++++ DATA

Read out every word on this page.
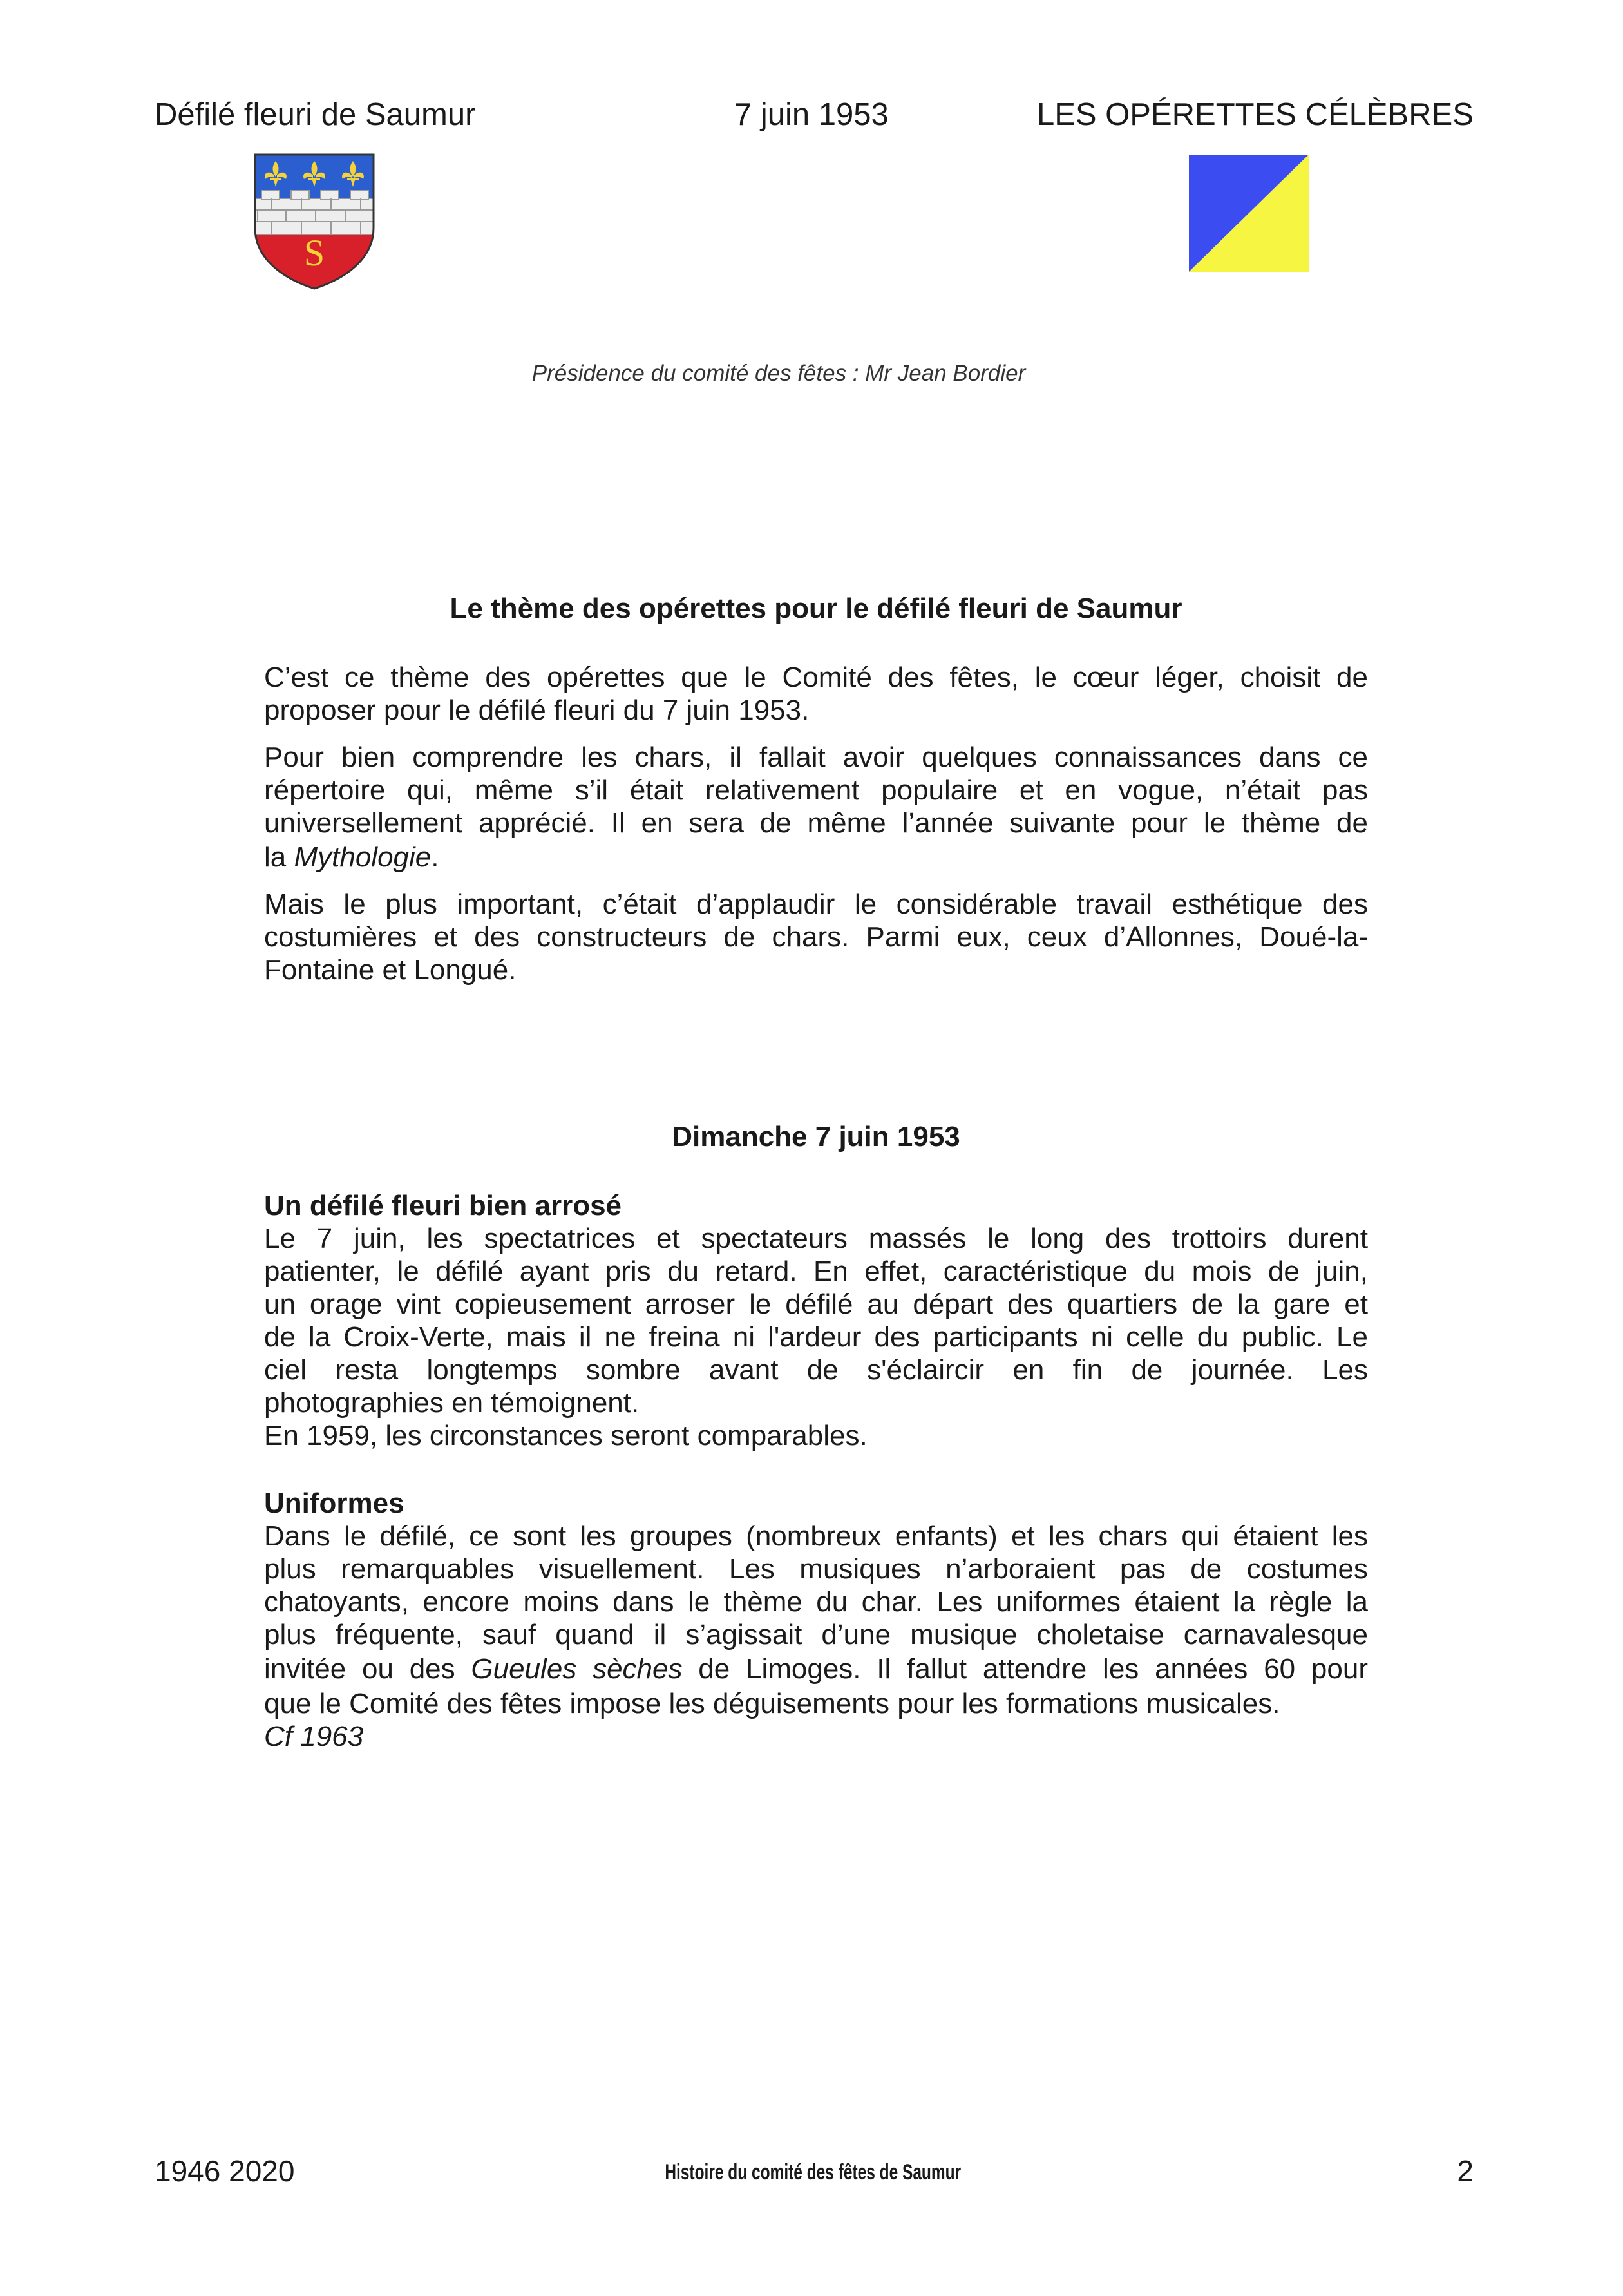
Défilé fleuri de Saumur	7 juin 1953	LES OPÉRETTES CÉLÈBRES
S
Présidence du comité des fêtes : Mr Jean Bordier
Le thème des opérettes pour le défilé fleuri de Saumur
C’est ce thème des opérettes que le Comité des fêtes, le cœur léger, choisit de
proposer pour le défilé fleuri du 7 juin 1953.
Pour bien comprendre les chars, il fallait avoir quelques connaissances dans ce
répertoire qui, même s’il était relativement populaire et en vogue, n’était pas
universellement apprécié. Il en sera de même l’année suivante pour le thème de
la Mythologie.
Mais le plus important, c’était d’applaudir le considérable travail esthétique des
costumières et des constructeurs de chars. Parmi eux, ceux d’Allonnes, Doué-la-
Fontaine et Longué.
Dimanche 7 juin 1953
Un défilé fleuri bien arrosé
Le 7 juin, les spectatrices et spectateurs massés le long des trottoirs durent
patienter, le défilé ayant pris du retard. En effet, caractéristique du mois de juin,
un orage vint copieusement arroser le défilé au départ des quartiers de la gare et
de la Croix-Verte, mais il ne freina ni l'ardeur des participants ni celle du public. Le
ciel resta longtemps sombre avant de s'éclaircir en fin de journée. Les
photographies en témoignent.
En 1959, les circonstances seront comparables.
Uniformes
Dans le défilé, ce sont les groupes (nombreux enfants) et les chars qui étaient les
plus remarquables visuellement. Les musiques n’arboraient pas de costumes
chatoyants, encore moins dans le thème du char. Les uniformes étaient la règle la
plus fréquente, sauf quand il s’agissait d’une musique choletaise carnavalesque
invitée ou des Gueules sèches de Limoges. Il fallut attendre les années 60 pour
que le Comité des fêtes impose les déguisements pour les formations musicales.
Cf 1963
1946 2020	Histoire du comité des fêtes de Saumur	2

++++++++

→ **JOB**
Output an exact copy of the material, with the pictures removed.

→ **WRITTEN SOLUTION**
Read out every word on this page.
Défilé fleuri de Saumur	7 juin 1953	LES OPÉRETTES CÉLÈBRES
S
Présidence du comité des fêtes : Mr Jean Bordier
Le thème des opérettes pour le défilé fleuri de Saumur
C’est ce thème des opérettes que le Comité des fêtes, le cœur léger, choisit de
proposer pour le défilé fleuri du 7 juin 1953.
Pour bien comprendre les chars, il fallait avoir quelques connaissances dans ce
répertoire qui, même s’il était relativement populaire et en vogue, n’était pas
universellement apprécié. Il en sera de même l’année suivante pour le thème de
la Mythologie.
Mais le plus important, c’était d’applaudir le considérable travail esthétique des
costumières et des constructeurs de chars. Parmi eux, ceux d’Allonnes, Doué-la-
Fontaine et Longué.
Dimanche 7 juin 1953
Un défilé fleuri bien arrosé
Le 7 juin, les spectatrices et spectateurs massés le long des trottoirs durent
patienter, le défilé ayant pris du retard. En effet, caractéristique du mois de juin,
un orage vint copieusement arroser le défilé au départ des quartiers de la gare et
de la Croix-Verte, mais il ne freina ni l'ardeur des participants ni celle du public. Le
ciel resta longtemps sombre avant de s'éclaircir en fin de journée. Les
photographies en témoignent.
En 1959, les circonstances seront comparables.
Uniformes
Dans le défilé, ce sont les groupes (nombreux enfants) et les chars qui étaient les
plus remarquables visuellement. Les musiques n’arboraient pas de costumes
chatoyants, encore moins dans le thème du char. Les uniformes étaient la règle la
plus fréquente, sauf quand il s’agissait d’une musique choletaise carnavalesque
invitée ou des Gueules sèches de Limoges. Il fallut attendre les années 60 pour
que le Comité des fêtes impose les déguisements pour les formations musicales.
Cf 1963
1946 2020	Histoire du comité des fêtes de Saumur	2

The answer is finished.